AIM> Take the records underneath and set them down exactly.

PROVIDED DATA>
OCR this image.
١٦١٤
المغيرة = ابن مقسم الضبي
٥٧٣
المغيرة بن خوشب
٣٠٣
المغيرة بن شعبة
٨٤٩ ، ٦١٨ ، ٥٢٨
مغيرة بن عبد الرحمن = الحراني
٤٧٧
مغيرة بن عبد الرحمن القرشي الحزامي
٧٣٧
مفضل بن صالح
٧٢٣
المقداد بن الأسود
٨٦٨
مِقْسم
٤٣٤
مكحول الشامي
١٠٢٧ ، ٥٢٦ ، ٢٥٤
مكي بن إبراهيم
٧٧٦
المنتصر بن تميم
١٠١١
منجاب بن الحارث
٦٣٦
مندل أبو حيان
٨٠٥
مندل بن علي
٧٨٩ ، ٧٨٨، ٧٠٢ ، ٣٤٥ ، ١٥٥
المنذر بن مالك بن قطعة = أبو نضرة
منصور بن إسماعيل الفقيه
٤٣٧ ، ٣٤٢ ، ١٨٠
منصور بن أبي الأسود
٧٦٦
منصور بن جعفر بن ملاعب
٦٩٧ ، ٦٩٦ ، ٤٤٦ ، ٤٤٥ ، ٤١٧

RIGHT ANSWER>
OCR this image.
١٦١٤
المغيرة = ابن مقسم الضبي
٥٧٣
المغيرة بن خوشب
٣٠٣
المغيرة بن شعبة
٨٤٩ ، ٦١٨ ، ٥٢٨
مغيرة بن عبد الرحمن = الحراني
٤٧٧
مغيرة بن عبد الرحمن القرشي الحزامي
٧٣٧
مفضل بن صالح
٧٢٣
المقداد بن الأسود
٨٦٨
مِقْسم
٤٣٤
مكحول الشامي
١٠٢٧ ، ٥٢٦ ، ٢٥٤
مكي بن إبراهيم
٧٧٦
المنتصر بن تميم
١٠١١
منجاب بن الحارث
٦٣٦
مندل أبو حيان
٨٠٥
مندل بن علي
٧٨٩ ، ٧٨٨، ٧٠٢ ، ٣٤٥ ، ١٥٥
المنذر بن مالك بن قطعة = أبو نضرة
منصور بن إسماعيل الفقيه
٤٣٧ ، ٣٤٢ ، ١٨٠
منصور بن أبي الأسود
٧٦٦
منصور بن جعفر بن ملاعب
٦٩٧ ، ٦٩٦ ، ٤٤٦ ، ٤٤٥ ، ٤١٧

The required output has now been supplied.